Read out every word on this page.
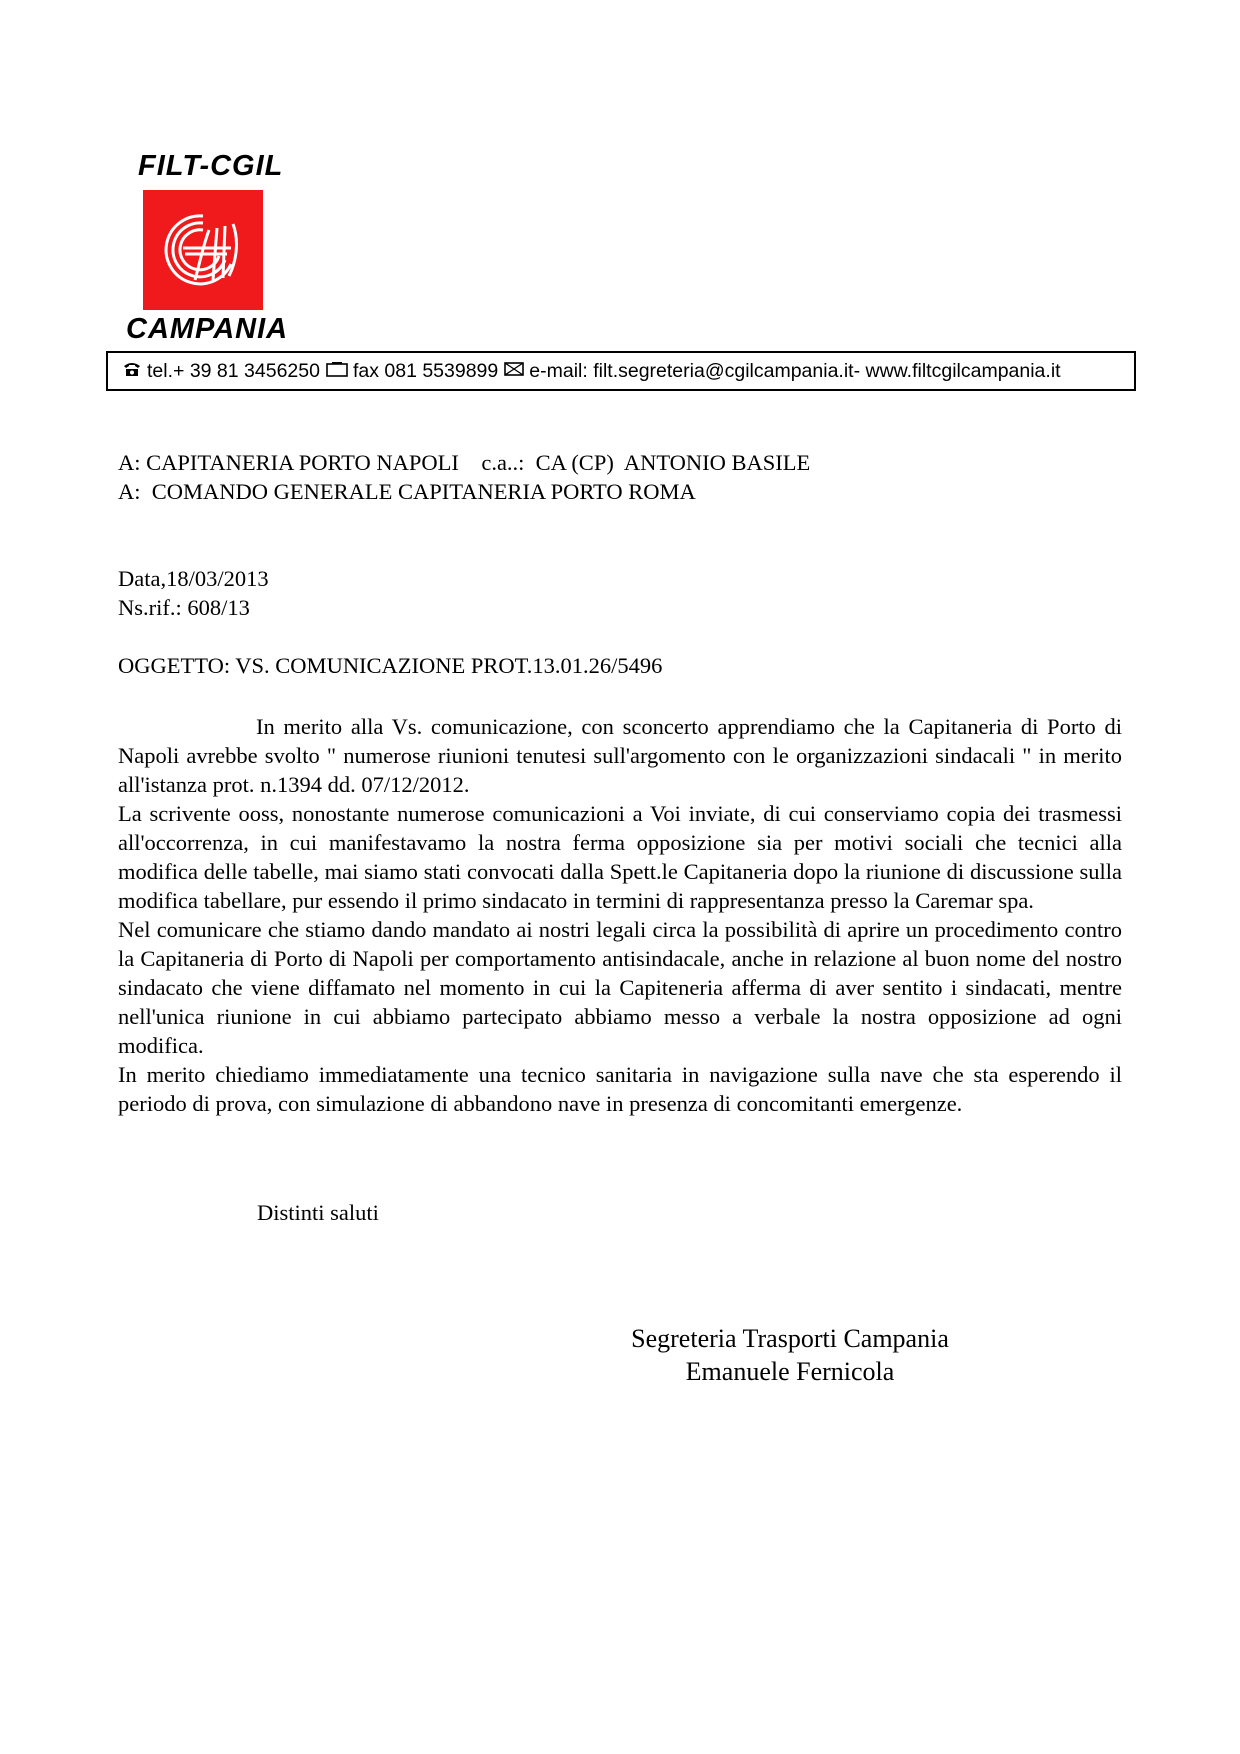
FILT-CGIL
CAMPANIA
tel.+ 39 81 3456250 fax 081 5539899 e-mail: filt.segreteria@cgilcampania.it- www.filtcgilcampania.it
A: CAPITANERIA PORTO NAPOLI    c.a..:  CA (CP)  ANTONIO BASILE
A:  COMANDO GENERALE CAPITANERIA PORTO ROMA
Data,18/03/2013
Ns.rif.: 608/13
OGGETTO: VS. COMUNICAZIONE PROT.13.01.26/5496

In merito alla Vs. comunicazione, con sconcerto apprendiamo che la Capitaneria di Porto di Napoli avrebbe svolto " numerose riunioni tenutesi sull'argomento con le organizzazioni sindacali " in merito all'istanza prot. n.1394 dd. 07/12/2012.

La scrivente ooss, nonostante numerose comunicazioni a Voi inviate, di cui conserviamo copia dei trasmessi all'occorrenza, in cui manifestavamo la nostra ferma opposizione sia per motivi sociali che tecnici alla modifica delle tabelle, mai siamo stati convocati dalla Spett.le Capitaneria dopo la riunione di discussione sulla modifica tabellare, pur essendo il primo sindacato in termini di rappresentanza presso la Caremar spa.

Nel comunicare che stiamo dando mandato ai nostri legali circa la possibilità di aprire un procedimento contro la Capitaneria di Porto di Napoli per comportamento antisindacale, anche in relazione al buon nome del nostro sindacato che viene diffamato nel momento in cui la Capiteneria afferma di aver sentito i sindacati, mentre nell'unica riunione in cui abbiamo partecipato abbiamo messo a verbale la nostra opposizione ad ogni modifica.

In merito chiediamo immediatamente una tecnico sanitaria in navigazione sulla nave che sta esperendo il periodo di prova, con simulazione di abbandono nave in presenza di concomitanti emergenze.

Distinti saluti
Segreteria Trasporti Campania
Emanuele Fernicola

◆ ◆ ◆ ◆ ◆

- **STATED EXERCISE**
From the listing above, print every entry precisely and drop the pictures.

- **OUTPUT FOR THIS TASK**
Read out every word on this page.
FILT-CGIL
CAMPANIA
tel.+ 39 81 3456250 fax 081 5539899 e-mail: filt.segreteria@cgilcampania.it- www.filtcgilcampania.it
A: CAPITANERIA PORTO NAPOLI    c.a..:  CA (CP)  ANTONIO BASILE
A:  COMANDO GENERALE CAPITANERIA PORTO ROMA
Data,18/03/2013
Ns.rif.: 608/13
OGGETTO: VS. COMUNICAZIONE PROT.13.01.26/5496

In merito alla Vs. comunicazione, con sconcerto apprendiamo che la Capitaneria di Porto di Napoli avrebbe svolto " numerose riunioni tenutesi sull'argomento con le organizzazioni sindacali " in merito all'istanza prot. n.1394 dd. 07/12/2012.

La scrivente ooss, nonostante numerose comunicazioni a Voi inviate, di cui conserviamo copia dei trasmessi all'occorrenza, in cui manifestavamo la nostra ferma opposizione sia per motivi sociali che tecnici alla modifica delle tabelle, mai siamo stati convocati dalla Spett.le Capitaneria dopo la riunione di discussione sulla modifica tabellare, pur essendo il primo sindacato in termini di rappresentanza presso la Caremar spa.

Nel comunicare che stiamo dando mandato ai nostri legali circa la possibilità di aprire un procedimento contro la Capitaneria di Porto di Napoli per comportamento antisindacale, anche in relazione al buon nome del nostro sindacato che viene diffamato nel momento in cui la Capiteneria afferma di aver sentito i sindacati, mentre nell'unica riunione in cui abbiamo partecipato abbiamo messo a verbale la nostra opposizione ad ogni modifica.

In merito chiediamo immediatamente una tecnico sanitaria in navigazione sulla nave che sta esperendo il periodo di prova, con simulazione di abbandono nave in presenza di concomitanti emergenze.

Distinti saluti
Segreteria Trasporti Campania
Emanuele Fernicola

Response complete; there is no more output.